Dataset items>
━━━━━━

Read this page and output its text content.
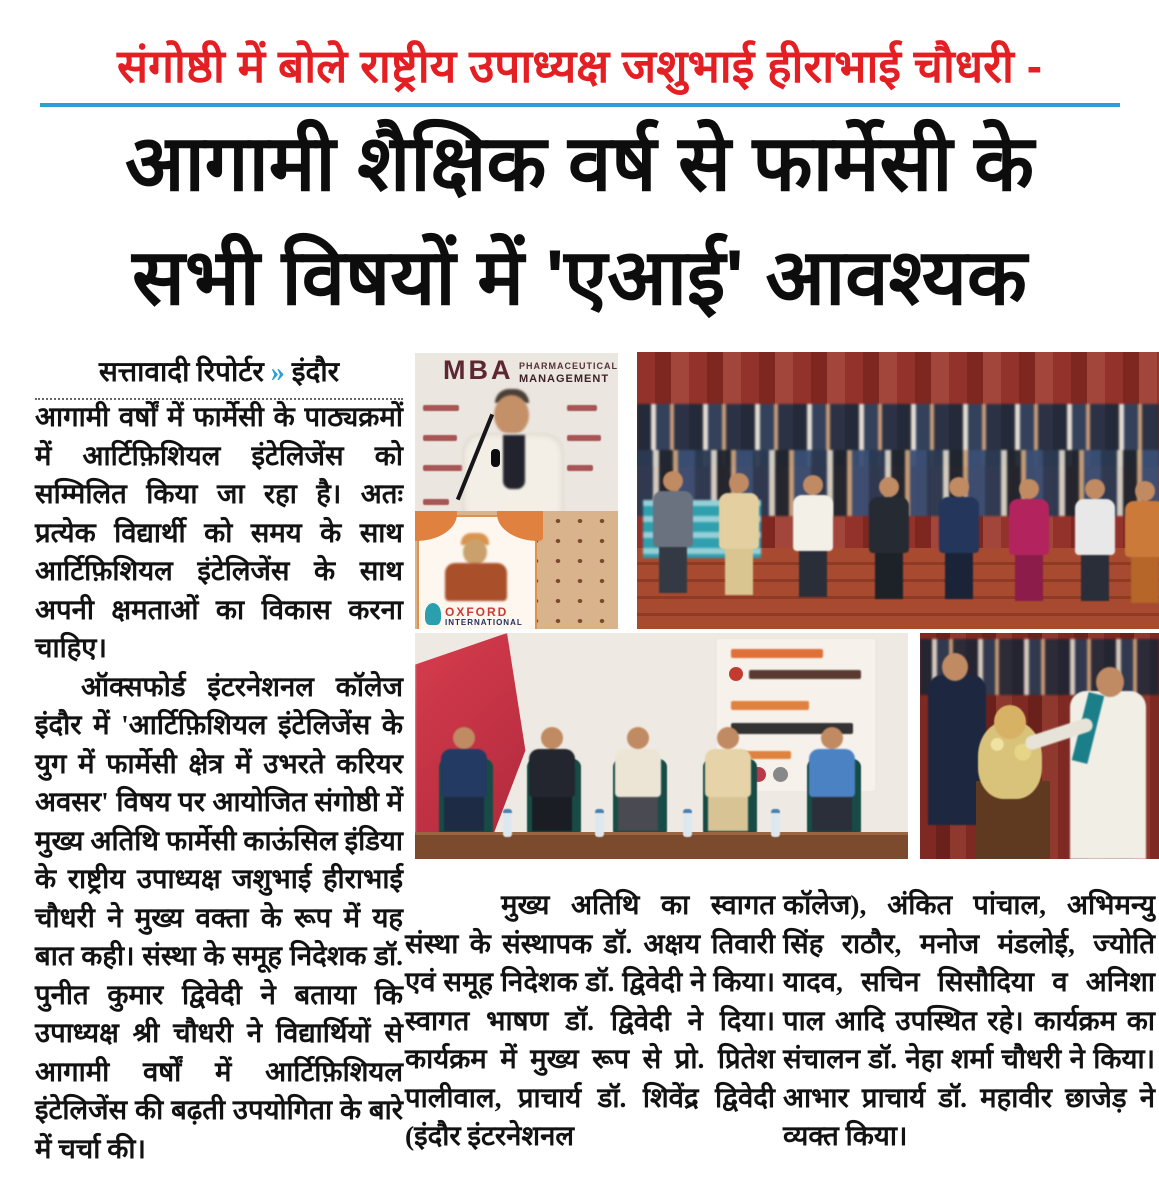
संगोष्ठी में बोले राष्ट्रीय उपाध्यक्ष जशुभाई हीराभाई चौधरी -
आगामी शैक्षिक वर्ष से फार्मेसी के
सभी विषयों में 'एआई' आवश्यक
सत्तावादी रिपोर्टर » इंदौर

आगामी वर्षों में फार्मेसी के पाठ्यक्रमों में आर्टिफ़िशियल इंटेलिजेंस को सम्मिलित किया जा रहा है। अतः प्रत्येक विद्यार्थी को समय के साथ आर्टिफ़िशियल इंटेलिजेंस के साथ अपनी क्षमताओं का विकास करना चाहिए।

ऑक्सफोर्ड इंटरनेशनल कॉलेज इंदौर में 'आर्टिफ़िशियल इंटेलिजेंस के युग में फार्मेसी क्षेत्र में उभरते करियर अवसर' विषय पर आयोजित संगोष्ठी में मुख्य अतिथि फार्मेसी काऊंसिल इंडिया के राष्ट्रीय उपाध्यक्ष जशुभाई हीराभाई चौधरी ने मुख्य वक्ता के रूप में यह बात कही। संस्था के समूह निदेशक डॉ. पुनीत कुमार द्विवेदी ने बताया कि उपाध्यक्ष श्री चौधरी ने विद्यार्थियों से आगामी वर्षों में आर्टिफ़िशियल इंटेलिजेंस की बढ़ती उपयोगिता के बारे में चर्चा की।

मुख्य अतिथि का स्वागत संस्था के संस्थापक डॉ. अक्षय तिवारी एवं समूह निदेशक डॉ. द्विवेदी ने किया। स्वागत भाषण डॉ. द्विवेदी ने दिया। कार्यक्रम में मुख्य रूप से प्रो. प्रितेश पालीवाल, प्राचार्य डॉ. शिवेंद्र द्विवेदी (इंदौर इंटरनेशनल
कॉलेज), अंकित पांचाल, अभिमन्यु सिंह राठौर, मनोज मंडलोई, ज्योति यादव, सचिन सिसौदिया व अनिशा पाल आदि उपस्थित रहे। कार्यक्रम का संचालन डॉ. नेहा शर्मा चौधरी ने किया। आभार प्राचार्य डॉ. महावीर छाजेड़ ने व्यक्त किया।
MBA PHARMACEUTICAL
MANAGEMENT
OXFORD
INTERNATIONAL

━━━━━━

EXERCISE> Nothing but the pictures may be dropped; output the records above exactly.

TASK OUTPUT>
Read this page and output its text content.
संगोष्ठी में बोले राष्ट्रीय उपाध्यक्ष जशुभाई हीराभाई चौधरी -
आगामी शैक्षिक वर्ष से फार्मेसी के
सभी विषयों में 'एआई' आवश्यक
सत्तावादी रिपोर्टर » इंदौर

आगामी वर्षों में फार्मेसी के पाठ्यक्रमों में आर्टिफ़िशियल इंटेलिजेंस को सम्मिलित किया जा रहा है। अतः प्रत्येक विद्यार्थी को समय के साथ आर्टिफ़िशियल इंटेलिजेंस के साथ अपनी क्षमताओं का विकास करना चाहिए।

ऑक्सफोर्ड इंटरनेशनल कॉलेज इंदौर में 'आर्टिफ़िशियल इंटेलिजेंस के युग में फार्मेसी क्षेत्र में उभरते करियर अवसर' विषय पर आयोजित संगोष्ठी में मुख्य अतिथि फार्मेसी काऊंसिल इंडिया के राष्ट्रीय उपाध्यक्ष जशुभाई हीराभाई चौधरी ने मुख्य वक्ता के रूप में यह बात कही। संस्था के समूह निदेशक डॉ. पुनीत कुमार द्विवेदी ने बताया कि उपाध्यक्ष श्री चौधरी ने विद्यार्थियों से आगामी वर्षों में आर्टिफ़िशियल इंटेलिजेंस की बढ़ती उपयोगिता के बारे में चर्चा की।

मुख्य अतिथि का स्वागत संस्था के संस्थापक डॉ. अक्षय तिवारी एवं समूह निदेशक डॉ. द्विवेदी ने किया। स्वागत भाषण डॉ. द्विवेदी ने दिया। कार्यक्रम में मुख्य रूप से प्रो. प्रितेश पालीवाल, प्राचार्य डॉ. शिवेंद्र द्विवेदी (इंदौर इंटरनेशनल
कॉलेज), अंकित पांचाल, अभिमन्यु सिंह राठौर, मनोज मंडलोई, ज्योति यादव, सचिन सिसौदिया व अनिशा पाल आदि उपस्थित रहे। कार्यक्रम का संचालन डॉ. नेहा शर्मा चौधरी ने किया। आभार प्राचार्य डॉ. महावीर छाजेड़ ने व्यक्त किया।
MBA PHARMACEUTICAL
MANAGEMENT
OXFORD
INTERNATIONAL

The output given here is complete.